[Items from a dataset]
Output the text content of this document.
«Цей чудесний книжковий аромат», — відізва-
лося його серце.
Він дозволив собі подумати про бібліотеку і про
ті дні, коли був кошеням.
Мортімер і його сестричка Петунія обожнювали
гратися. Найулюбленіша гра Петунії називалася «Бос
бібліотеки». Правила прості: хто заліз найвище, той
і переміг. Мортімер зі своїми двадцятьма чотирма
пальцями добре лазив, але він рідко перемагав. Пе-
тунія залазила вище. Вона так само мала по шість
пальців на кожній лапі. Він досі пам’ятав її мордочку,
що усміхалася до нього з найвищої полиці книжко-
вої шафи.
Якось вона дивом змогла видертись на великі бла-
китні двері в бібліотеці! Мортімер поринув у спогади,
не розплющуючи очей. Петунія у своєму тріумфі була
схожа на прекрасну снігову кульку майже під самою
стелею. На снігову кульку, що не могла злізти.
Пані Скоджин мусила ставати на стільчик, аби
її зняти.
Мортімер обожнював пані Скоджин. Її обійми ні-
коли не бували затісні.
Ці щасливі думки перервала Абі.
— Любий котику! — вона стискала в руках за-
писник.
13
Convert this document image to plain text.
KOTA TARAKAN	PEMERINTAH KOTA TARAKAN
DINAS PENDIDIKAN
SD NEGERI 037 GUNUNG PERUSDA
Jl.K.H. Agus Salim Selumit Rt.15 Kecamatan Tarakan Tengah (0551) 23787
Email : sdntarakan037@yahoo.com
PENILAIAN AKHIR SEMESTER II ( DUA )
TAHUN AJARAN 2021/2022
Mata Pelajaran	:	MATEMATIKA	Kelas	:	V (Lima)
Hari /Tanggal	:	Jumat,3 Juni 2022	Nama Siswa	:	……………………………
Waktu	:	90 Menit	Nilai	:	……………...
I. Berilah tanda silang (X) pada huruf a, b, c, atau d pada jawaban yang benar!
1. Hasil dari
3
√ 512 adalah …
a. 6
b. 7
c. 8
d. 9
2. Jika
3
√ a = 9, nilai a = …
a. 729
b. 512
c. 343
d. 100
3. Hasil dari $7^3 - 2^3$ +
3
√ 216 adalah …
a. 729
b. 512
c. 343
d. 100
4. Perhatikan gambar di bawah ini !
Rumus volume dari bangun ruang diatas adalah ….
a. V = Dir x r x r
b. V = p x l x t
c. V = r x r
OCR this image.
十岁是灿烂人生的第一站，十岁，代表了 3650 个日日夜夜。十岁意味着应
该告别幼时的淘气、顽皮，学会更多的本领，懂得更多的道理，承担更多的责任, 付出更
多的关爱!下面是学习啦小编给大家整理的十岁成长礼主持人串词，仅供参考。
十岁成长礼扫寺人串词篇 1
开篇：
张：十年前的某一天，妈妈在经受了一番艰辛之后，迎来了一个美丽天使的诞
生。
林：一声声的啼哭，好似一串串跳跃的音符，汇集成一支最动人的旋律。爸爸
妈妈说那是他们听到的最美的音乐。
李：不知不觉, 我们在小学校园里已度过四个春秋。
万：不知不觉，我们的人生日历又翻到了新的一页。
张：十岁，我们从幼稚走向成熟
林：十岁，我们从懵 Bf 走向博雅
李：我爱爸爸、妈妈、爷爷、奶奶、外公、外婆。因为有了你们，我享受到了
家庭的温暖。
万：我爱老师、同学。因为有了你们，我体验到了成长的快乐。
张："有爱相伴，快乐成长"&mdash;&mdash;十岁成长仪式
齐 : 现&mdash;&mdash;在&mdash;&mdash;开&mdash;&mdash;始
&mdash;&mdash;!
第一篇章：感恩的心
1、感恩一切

WHAT YOU ARE ASKED TO DO:
Transcribe exactly, and only, the lines from the one bearing "Convert this document image to plain text." through the last line of the entries, counting both.

RESULT:
Convert this document image to plain text.
KOTA TARAKAN	PEMERINTAH KOTA TARAKAN
DINAS PENDIDIKAN
SD NEGERI 037 GUNUNG PERUSDA
Jl.K.H. Agus Salim Selumit Rt.15 Kecamatan Tarakan Tengah (0551) 23787
Email : sdntarakan037@yahoo.com
PENILAIAN AKHIR SEMESTER II ( DUA )
TAHUN AJARAN 2021/2022
Mata Pelajaran	:	MATEMATIKA	Kelas	:	V (Lima)
Hari /Tanggal	:	Jumat,3 Juni 2022	Nama Siswa	:	……………………………
Waktu	:	90 Menit	Nilai	:	……………...
I. Berilah tanda silang (X) pada huruf a, b, c, atau d pada jawaban yang benar!
1. Hasil dari
3
√ 512 adalah …
a. 6
b. 7
c. 8
d. 9
2. Jika
3
√ a = 9, nilai a = …
a. 729
b. 512
c. 343
d. 100
3. Hasil dari $7^3 - 2^3$ +
3
√ 216 adalah …
a. 729
b. 512
c. 343
d. 100
4. Perhatikan gambar di bawah ini !
Rumus volume dari bangun ruang diatas adalah ….
a. V = Dir x r x r
b. V = p x l x t
c. V = r x r
OCR this image.
十岁是灿烂人生的第一站，十岁，代表了 3650 个日日夜夜。十岁意味着应
该告别幼时的淘气、顽皮，学会更多的本领，懂得更多的道理，承担更多的责任, 付出更
多的关爱!下面是学习啦小编给大家整理的十岁成长礼主持人串词，仅供参考。
十岁成长礼扫寺人串词篇 1
开篇：
张：十年前的某一天，妈妈在经受了一番艰辛之后，迎来了一个美丽天使的诞
生。
林：一声声的啼哭，好似一串串跳跃的音符，汇集成一支最动人的旋律。爸爸
妈妈说那是他们听到的最美的音乐。
李：不知不觉, 我们在小学校园里已度过四个春秋。
万：不知不觉，我们的人生日历又翻到了新的一页。
张：十岁，我们从幼稚走向成熟
林：十岁，我们从懵 Bf 走向博雅
李：我爱爸爸、妈妈、爷爷、奶奶、外公、外婆。因为有了你们，我享受到了
家庭的温暖。
万：我爱老师、同学。因为有了你们，我体验到了成长的快乐。
张："有爱相伴，快乐成长"&mdash;&mdash;十岁成长仪式
齐 : 现&mdash;&mdash;在&mdash;&mdash;开&mdash;&mdash;始
&mdash;&mdash;!
第一篇章：感恩的心
1、感恩一切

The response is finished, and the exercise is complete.